## DIRECTIVE
Restate each entry word for word, leaving nothing out.

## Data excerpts
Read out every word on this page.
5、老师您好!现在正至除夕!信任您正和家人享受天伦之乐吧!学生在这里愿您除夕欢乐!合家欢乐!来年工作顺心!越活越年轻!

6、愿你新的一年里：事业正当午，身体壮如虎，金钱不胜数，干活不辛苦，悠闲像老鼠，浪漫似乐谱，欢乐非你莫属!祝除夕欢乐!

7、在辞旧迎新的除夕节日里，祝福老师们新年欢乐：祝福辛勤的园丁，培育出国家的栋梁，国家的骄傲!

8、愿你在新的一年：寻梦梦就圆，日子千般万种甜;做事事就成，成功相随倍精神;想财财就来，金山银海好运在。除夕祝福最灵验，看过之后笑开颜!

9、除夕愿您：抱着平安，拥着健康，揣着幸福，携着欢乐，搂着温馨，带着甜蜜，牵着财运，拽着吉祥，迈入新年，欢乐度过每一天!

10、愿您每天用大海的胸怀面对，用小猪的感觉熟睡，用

## RESULT
Read out every word on this page.
5、老师您好!现在正至除夕!信任您正和家人享受天伦之乐吧!学生在这里愿您除夕欢乐!合家欢乐!来年工作顺心!越活越年轻!

6、愿你新的一年里：事业正当午，身体壮如虎，金钱不胜数，干活不辛苦，悠闲像老鼠，浪漫似乐谱，欢乐非你莫属!祝除夕欢乐!

7、在辞旧迎新的除夕节日里，祝福老师们新年欢乐：祝福辛勤的园丁，培育出国家的栋梁，国家的骄傲!

8、愿你在新的一年：寻梦梦就圆，日子千般万种甜;做事事就成，成功相随倍精神;想财财就来，金山银海好运在。除夕祝福最灵验，看过之后笑开颜!

9、除夕愿您：抱着平安，拥着健康，揣着幸福，携着欢乐，搂着温馨，带着甜蜜，牵着财运，拽着吉祥，迈入新年，欢乐度过每一天!

10、愿您每天用大海的胸怀面对，用小猪的感觉熟睡，用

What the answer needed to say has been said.